─── EXTRACTED MATERIAL ───

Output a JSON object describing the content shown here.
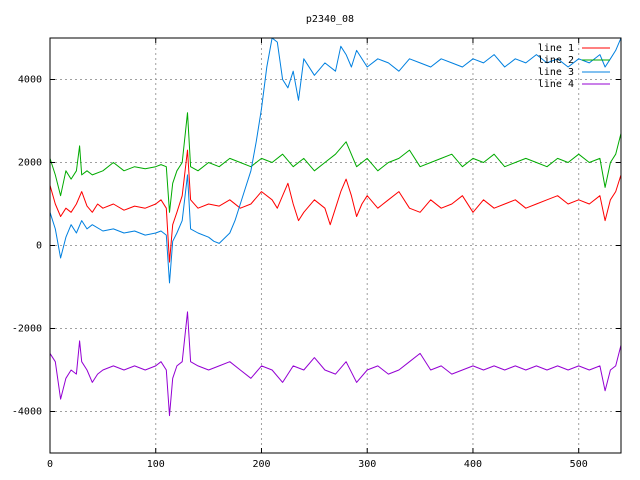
{
  "chart_data": {
    "type": "line",
    "title": "p2340_08",
    "xlabel": "",
    "ylabel": "",
    "xlim": [
      0,
      540
    ],
    "ylim": [
      -5000,
      5000
    ],
    "x_ticks": [
      0,
      100,
      200,
      300,
      400,
      500
    ],
    "y_ticks": [
      -4000,
      -2000,
      0,
      2000,
      4000
    ],
    "grid": true,
    "legend_position": "top-right",
    "series": [
      {
        "name": "line 1",
        "color": "#ff0000",
        "points": [
          [
            0,
            1450
          ],
          [
            5,
            1000
          ],
          [
            10,
            700
          ],
          [
            15,
            900
          ],
          [
            20,
            800
          ],
          [
            25,
            1000
          ],
          [
            30,
            1300
          ],
          [
            35,
            950
          ],
          [
            40,
            800
          ],
          [
            45,
            1000
          ],
          [
            50,
            900
          ],
          [
            60,
            1000
          ],
          [
            70,
            850
          ],
          [
            80,
            950
          ],
          [
            90,
            900
          ],
          [
            100,
            1000
          ],
          [
            105,
            1100
          ],
          [
            110,
            900
          ],
          [
            113,
            -400
          ],
          [
            116,
            500
          ],
          [
            120,
            800
          ],
          [
            125,
            1200
          ],
          [
            130,
            2300
          ],
          [
            133,
            1100
          ],
          [
            140,
            900
          ],
          [
            150,
            1000
          ],
          [
            160,
            950
          ],
          [
            170,
            1100
          ],
          [
            180,
            900
          ],
          [
            190,
            1000
          ],
          [
            200,
            1300
          ],
          [
            210,
            1100
          ],
          [
            215,
            900
          ],
          [
            220,
            1200
          ],
          [
            225,
            1500
          ],
          [
            230,
            1000
          ],
          [
            235,
            600
          ],
          [
            240,
            800
          ],
          [
            250,
            1100
          ],
          [
            260,
            900
          ],
          [
            265,
            500
          ],
          [
            270,
            900
          ],
          [
            275,
            1300
          ],
          [
            280,
            1600
          ],
          [
            285,
            1200
          ],
          [
            290,
            700
          ],
          [
            295,
            1000
          ],
          [
            300,
            1200
          ],
          [
            310,
            900
          ],
          [
            320,
            1100
          ],
          [
            330,
            1300
          ],
          [
            340,
            900
          ],
          [
            350,
            800
          ],
          [
            360,
            1100
          ],
          [
            370,
            900
          ],
          [
            380,
            1000
          ],
          [
            390,
            1200
          ],
          [
            400,
            800
          ],
          [
            410,
            1100
          ],
          [
            420,
            900
          ],
          [
            430,
            1000
          ],
          [
            440,
            1100
          ],
          [
            450,
            900
          ],
          [
            460,
            1000
          ],
          [
            470,
            1100
          ],
          [
            480,
            1200
          ],
          [
            490,
            1000
          ],
          [
            500,
            1100
          ],
          [
            510,
            1000
          ],
          [
            520,
            1200
          ],
          [
            525,
            600
          ],
          [
            530,
            1100
          ],
          [
            535,
            1300
          ],
          [
            540,
            1700
          ]
        ]
      },
      {
        "name": "line 2",
        "color": "#00aa00",
        "points": [
          [
            0,
            2100
          ],
          [
            5,
            1700
          ],
          [
            10,
            1200
          ],
          [
            15,
            1800
          ],
          [
            20,
            1600
          ],
          [
            25,
            1800
          ],
          [
            28,
            2400
          ],
          [
            30,
            1700
          ],
          [
            35,
            1800
          ],
          [
            40,
            1700
          ],
          [
            50,
            1800
          ],
          [
            60,
            2000
          ],
          [
            70,
            1800
          ],
          [
            80,
            1900
          ],
          [
            90,
            1850
          ],
          [
            100,
            1900
          ],
          [
            105,
            1950
          ],
          [
            110,
            1900
          ],
          [
            113,
            800
          ],
          [
            116,
            1500
          ],
          [
            120,
            1800
          ],
          [
            125,
            2000
          ],
          [
            130,
            3200
          ],
          [
            133,
            1900
          ],
          [
            140,
            1800
          ],
          [
            150,
            2000
          ],
          [
            160,
            1900
          ],
          [
            170,
            2100
          ],
          [
            180,
            2000
          ],
          [
            190,
            1900
          ],
          [
            200,
            2100
          ],
          [
            210,
            2000
          ],
          [
            220,
            2200
          ],
          [
            230,
            1900
          ],
          [
            240,
            2100
          ],
          [
            250,
            1800
          ],
          [
            260,
            2000
          ],
          [
            270,
            2200
          ],
          [
            280,
            2500
          ],
          [
            290,
            1900
          ],
          [
            300,
            2100
          ],
          [
            310,
            1800
          ],
          [
            320,
            2000
          ],
          [
            330,
            2100
          ],
          [
            340,
            2300
          ],
          [
            350,
            1900
          ],
          [
            360,
            2000
          ],
          [
            370,
            2100
          ],
          [
            380,
            2200
          ],
          [
            390,
            1900
          ],
          [
            400,
            2100
          ],
          [
            410,
            2000
          ],
          [
            420,
            2200
          ],
          [
            430,
            1900
          ],
          [
            440,
            2000
          ],
          [
            450,
            2100
          ],
          [
            460,
            2000
          ],
          [
            470,
            1900
          ],
          [
            480,
            2100
          ],
          [
            490,
            2000
          ],
          [
            500,
            2200
          ],
          [
            510,
            2000
          ],
          [
            520,
            2100
          ],
          [
            525,
            1400
          ],
          [
            530,
            2000
          ],
          [
            535,
            2200
          ],
          [
            540,
            2700
          ]
        ]
      },
      {
        "name": "line 3",
        "color": "#0080e0",
        "points": [
          [
            0,
            800
          ],
          [
            5,
            400
          ],
          [
            10,
            -300
          ],
          [
            15,
            200
          ],
          [
            20,
            500
          ],
          [
            25,
            300
          ],
          [
            30,
            600
          ],
          [
            35,
            400
          ],
          [
            40,
            500
          ],
          [
            50,
            350
          ],
          [
            60,
            400
          ],
          [
            70,
            300
          ],
          [
            80,
            350
          ],
          [
            90,
            250
          ],
          [
            100,
            300
          ],
          [
            105,
            350
          ],
          [
            110,
            250
          ],
          [
            113,
            -900
          ],
          [
            116,
            100
          ],
          [
            120,
            300
          ],
          [
            125,
            600
          ],
          [
            130,
            1700
          ],
          [
            133,
            400
          ],
          [
            140,
            300
          ],
          [
            150,
            200
          ],
          [
            155,
            100
          ],
          [
            160,
            50
          ],
          [
            170,
            300
          ],
          [
            175,
            600
          ],
          [
            180,
            1000
          ],
          [
            185,
            1400
          ],
          [
            190,
            1800
          ],
          [
            195,
            2500
          ],
          [
            200,
            3300
          ],
          [
            205,
            4300
          ],
          [
            210,
            5000
          ],
          [
            215,
            4900
          ],
          [
            220,
            4000
          ],
          [
            225,
            3800
          ],
          [
            230,
            4200
          ],
          [
            235,
            3500
          ],
          [
            240,
            4500
          ],
          [
            250,
            4100
          ],
          [
            260,
            4400
          ],
          [
            270,
            4200
          ],
          [
            275,
            4800
          ],
          [
            280,
            4600
          ],
          [
            285,
            4300
          ],
          [
            290,
            4700
          ],
          [
            300,
            4300
          ],
          [
            310,
            4500
          ],
          [
            320,
            4400
          ],
          [
            330,
            4200
          ],
          [
            340,
            4500
          ],
          [
            350,
            4400
          ],
          [
            360,
            4300
          ],
          [
            370,
            4500
          ],
          [
            380,
            4400
          ],
          [
            390,
            4300
          ],
          [
            400,
            4500
          ],
          [
            410,
            4400
          ],
          [
            420,
            4600
          ],
          [
            430,
            4300
          ],
          [
            440,
            4500
          ],
          [
            450,
            4400
          ],
          [
            460,
            4600
          ],
          [
            470,
            4400
          ],
          [
            480,
            4500
          ],
          [
            490,
            4300
          ],
          [
            500,
            4500
          ],
          [
            510,
            4400
          ],
          [
            520,
            4600
          ],
          [
            525,
            4300
          ],
          [
            530,
            4500
          ],
          [
            535,
            4700
          ],
          [
            540,
            5000
          ]
        ]
      },
      {
        "name": "line 4",
        "color": "#9400d3",
        "points": [
          [
            0,
            -2600
          ],
          [
            5,
            -2800
          ],
          [
            10,
            -3700
          ],
          [
            15,
            -3200
          ],
          [
            20,
            -3000
          ],
          [
            25,
            -3100
          ],
          [
            28,
            -2300
          ],
          [
            30,
            -2800
          ],
          [
            35,
            -3000
          ],
          [
            40,
            -3300
          ],
          [
            45,
            -3100
          ],
          [
            50,
            -3000
          ],
          [
            60,
            -2900
          ],
          [
            70,
            -3000
          ],
          [
            80,
            -2900
          ],
          [
            90,
            -3000
          ],
          [
            100,
            -2900
          ],
          [
            105,
            -2800
          ],
          [
            110,
            -3000
          ],
          [
            113,
            -4100
          ],
          [
            116,
            -3200
          ],
          [
            120,
            -2900
          ],
          [
            125,
            -2800
          ],
          [
            130,
            -1600
          ],
          [
            133,
            -2800
          ],
          [
            140,
            -2900
          ],
          [
            150,
            -3000
          ],
          [
            160,
            -2900
          ],
          [
            170,
            -2800
          ],
          [
            180,
            -3000
          ],
          [
            190,
            -3200
          ],
          [
            200,
            -2900
          ],
          [
            210,
            -3000
          ],
          [
            220,
            -3300
          ],
          [
            230,
            -2900
          ],
          [
            240,
            -3000
          ],
          [
            250,
            -2700
          ],
          [
            260,
            -3000
          ],
          [
            270,
            -3100
          ],
          [
            280,
            -2800
          ],
          [
            290,
            -3300
          ],
          [
            300,
            -3000
          ],
          [
            310,
            -2900
          ],
          [
            320,
            -3100
          ],
          [
            330,
            -3000
          ],
          [
            340,
            -2800
          ],
          [
            350,
            -2600
          ],
          [
            360,
            -3000
          ],
          [
            370,
            -2900
          ],
          [
            380,
            -3100
          ],
          [
            390,
            -3000
          ],
          [
            400,
            -2900
          ],
          [
            410,
            -3000
          ],
          [
            420,
            -2900
          ],
          [
            430,
            -3000
          ],
          [
            440,
            -2900
          ],
          [
            450,
            -3000
          ],
          [
            460,
            -2900
          ],
          [
            470,
            -3000
          ],
          [
            480,
            -2900
          ],
          [
            490,
            -3000
          ],
          [
            500,
            -2900
          ],
          [
            510,
            -3000
          ],
          [
            520,
            -2900
          ],
          [
            525,
            -3500
          ],
          [
            530,
            -3000
          ],
          [
            535,
            -2900
          ],
          [
            540,
            -2400
          ]
        ]
      }
    ]
  }
}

───

> WHAT YOU HAVE TO DO
In the lines above, locate the string "name". Copy every line where it occurs.

> RESPONSE
        "name": "line 1",
        "name": "line 2",
        "name": "line 3",
        "name": "line 4",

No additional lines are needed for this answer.